Guides · 4 of 5 · 12 min read

Rare-event estimation

Reach 10⁻⁷ logical error rates without 10⁹ shots, using the decoder-agnostic glean.dss and glean.splitting estimators.

The deepest published logical error rates (around 10⁻⁷) are infeasible by direct Monte-Carlo — you would need on the order of 10⁹ shots to see a handful of failures. Glean ships two decoder-agnostic importance-sampling estimators that reach those depths, both reusing the same DEM (H / observables / priors) and batched decode.

The 10⁹-shot wall

To resolve a failure rate of p_L you need roughly 1/p_L shots just to see one failure, and many multiples of that for a tight estimate. At p_L ≈ 10⁻⁷ that is hundreds of millions of decodes — out of reach. Both estimators sidestep this by importance sampling: spend shots where the failures actually live, then correct the bias analytically.

The decode_fn contract

Both estimators are decoder-agnostic: you hand them a decode_fn(syndromes) that takes a list[list[int]] and returns an array-like of shape (len(syndromes), num_observables). Any of the three decoders works — wrap relay-BP to drop its iteration counts. That single contract is why one estimator harness serves BP+OSD, relay-BP, and BP+OTF alike.

glean.dss — Dynamical Subset Sampling

DSS (Heußen 2024) stratifies the independent faults by their weight w and writes p_L(p) = Σ_w A_w(p) · p_fail^(w). The weight probabilities A_w are exact and decoder-independent (a Poisson–binomial of the priors), so only the few contributing low-w classes (w ≳ d/2) need sampling — and the dominant w=0 class is never sampled at all.

dss.py
import glean, numpy as np

g = glean.load_dem(dem_text, n_det, n_obs)
decode_fn = lambda s: np.asarray(g.decode_batch(s, osd_order=10, parallel=True))

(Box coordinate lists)

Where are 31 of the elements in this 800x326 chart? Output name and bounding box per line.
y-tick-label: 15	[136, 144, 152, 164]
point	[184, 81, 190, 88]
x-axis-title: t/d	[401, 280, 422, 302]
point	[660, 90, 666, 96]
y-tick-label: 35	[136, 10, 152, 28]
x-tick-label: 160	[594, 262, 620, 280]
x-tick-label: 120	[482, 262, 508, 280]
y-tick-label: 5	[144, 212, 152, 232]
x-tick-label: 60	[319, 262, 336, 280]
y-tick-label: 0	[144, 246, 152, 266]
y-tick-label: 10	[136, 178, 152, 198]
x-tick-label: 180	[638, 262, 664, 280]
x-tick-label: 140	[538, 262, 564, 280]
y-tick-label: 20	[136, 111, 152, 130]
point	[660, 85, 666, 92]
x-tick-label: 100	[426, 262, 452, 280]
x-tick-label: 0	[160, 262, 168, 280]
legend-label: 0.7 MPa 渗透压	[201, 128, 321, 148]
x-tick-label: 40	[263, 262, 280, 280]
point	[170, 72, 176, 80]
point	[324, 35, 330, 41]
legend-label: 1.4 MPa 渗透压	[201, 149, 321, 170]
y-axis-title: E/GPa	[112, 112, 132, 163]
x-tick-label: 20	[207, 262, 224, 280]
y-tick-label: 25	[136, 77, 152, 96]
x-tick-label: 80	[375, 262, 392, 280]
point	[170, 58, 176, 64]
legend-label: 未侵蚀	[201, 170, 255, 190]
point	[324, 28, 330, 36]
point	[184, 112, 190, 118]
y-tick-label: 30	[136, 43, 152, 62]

Goal 1: In the rare-event estimation guide, rewrite everything from "DSS (Heußen 2024)" down to "np.asarray(g.decode_batch(s, osd_order=10, parallel=True))", putting "stratum probabilities" in place of "weight probabilities".
Goal 2: Name every decoder mentioned in the rare-event estimation guide.

Complete output 1:
DSS (Heußen 2024) stratifies the independent faults by their weight w and writes p_L(p) = Σ_w A_w(p) · p_fail^(w). The stratum probabilities A_w are exact and decoder-independent (a Poisson–binomial of the priors), so only the few contributing low-w classes (w ≳ d/2) need sampling — and the dominant w=0 class is never sampled at all.

dss.py
import glean, numpy as np

g = glean.load_dem(dem_text, n_det, n_obs)
decode_fn = lambda s: np.asarray(g.decode_batch(s, osd_order=10, parallel=True))

Complete output 2: BP+OSD, relay-BP, BP+OTF